_AIM OF THE EXERCISE_
Copy each line in which the string "color" occurs.

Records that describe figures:
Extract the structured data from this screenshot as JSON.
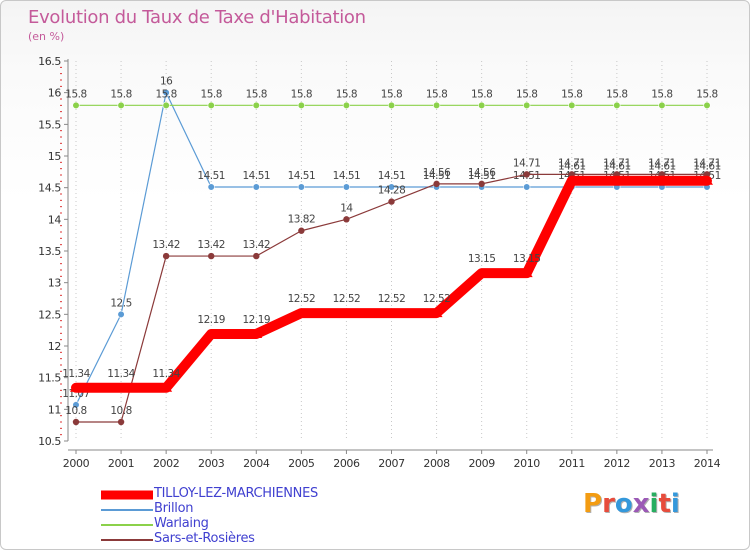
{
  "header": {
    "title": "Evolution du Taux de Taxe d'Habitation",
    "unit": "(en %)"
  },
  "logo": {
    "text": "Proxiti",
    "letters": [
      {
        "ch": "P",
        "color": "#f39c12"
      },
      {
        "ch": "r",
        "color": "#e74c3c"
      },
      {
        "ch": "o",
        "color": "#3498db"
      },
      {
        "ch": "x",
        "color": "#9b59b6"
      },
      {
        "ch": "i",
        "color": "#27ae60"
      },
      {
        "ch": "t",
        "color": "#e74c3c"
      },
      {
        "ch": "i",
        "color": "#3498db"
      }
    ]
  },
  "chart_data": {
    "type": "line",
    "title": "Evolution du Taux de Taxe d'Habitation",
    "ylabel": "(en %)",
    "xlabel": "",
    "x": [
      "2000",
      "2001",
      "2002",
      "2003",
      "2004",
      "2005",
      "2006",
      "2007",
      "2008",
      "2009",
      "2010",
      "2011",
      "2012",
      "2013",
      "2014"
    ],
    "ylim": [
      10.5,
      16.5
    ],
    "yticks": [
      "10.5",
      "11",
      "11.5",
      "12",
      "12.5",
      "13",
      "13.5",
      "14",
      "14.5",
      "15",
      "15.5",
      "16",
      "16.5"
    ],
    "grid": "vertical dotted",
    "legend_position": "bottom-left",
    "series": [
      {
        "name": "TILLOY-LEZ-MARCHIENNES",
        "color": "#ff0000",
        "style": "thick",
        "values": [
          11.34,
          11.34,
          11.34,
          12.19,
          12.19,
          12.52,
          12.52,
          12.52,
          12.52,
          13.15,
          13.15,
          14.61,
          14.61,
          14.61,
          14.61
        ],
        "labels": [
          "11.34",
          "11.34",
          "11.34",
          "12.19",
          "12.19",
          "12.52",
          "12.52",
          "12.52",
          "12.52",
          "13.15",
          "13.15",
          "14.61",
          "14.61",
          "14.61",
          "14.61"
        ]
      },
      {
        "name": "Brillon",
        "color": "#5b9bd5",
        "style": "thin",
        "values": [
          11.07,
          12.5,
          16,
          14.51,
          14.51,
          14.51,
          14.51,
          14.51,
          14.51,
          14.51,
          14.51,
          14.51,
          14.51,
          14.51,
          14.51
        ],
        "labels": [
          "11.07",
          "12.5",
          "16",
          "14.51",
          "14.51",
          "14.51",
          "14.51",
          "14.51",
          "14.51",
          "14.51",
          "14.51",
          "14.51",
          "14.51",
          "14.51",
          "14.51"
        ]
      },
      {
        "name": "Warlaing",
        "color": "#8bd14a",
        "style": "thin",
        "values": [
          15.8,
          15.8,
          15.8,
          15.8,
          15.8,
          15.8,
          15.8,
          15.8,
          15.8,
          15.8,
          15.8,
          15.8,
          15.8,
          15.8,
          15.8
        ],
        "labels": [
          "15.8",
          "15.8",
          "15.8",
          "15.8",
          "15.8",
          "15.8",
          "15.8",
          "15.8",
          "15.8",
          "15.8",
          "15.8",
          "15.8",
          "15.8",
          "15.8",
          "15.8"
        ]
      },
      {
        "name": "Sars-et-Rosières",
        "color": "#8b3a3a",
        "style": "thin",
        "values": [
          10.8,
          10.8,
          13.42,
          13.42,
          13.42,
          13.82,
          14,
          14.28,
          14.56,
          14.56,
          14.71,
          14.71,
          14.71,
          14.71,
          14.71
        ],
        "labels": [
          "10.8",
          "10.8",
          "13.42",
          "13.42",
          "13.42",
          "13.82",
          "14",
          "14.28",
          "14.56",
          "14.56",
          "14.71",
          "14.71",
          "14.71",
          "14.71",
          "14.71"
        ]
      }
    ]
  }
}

_TASK ANSWER_
        "color": "#f39c12"
        "color": "#e74c3c"
        "color": "#3498db"
        "color": "#9b59b6"
        "color": "#27ae60"
        "color": "#e74c3c"
        "color": "#3498db"
        "color": "#ff0000",
        "color": "#5b9bd5",
        "color": "#8bd14a",
        "color": "#8b3a3a",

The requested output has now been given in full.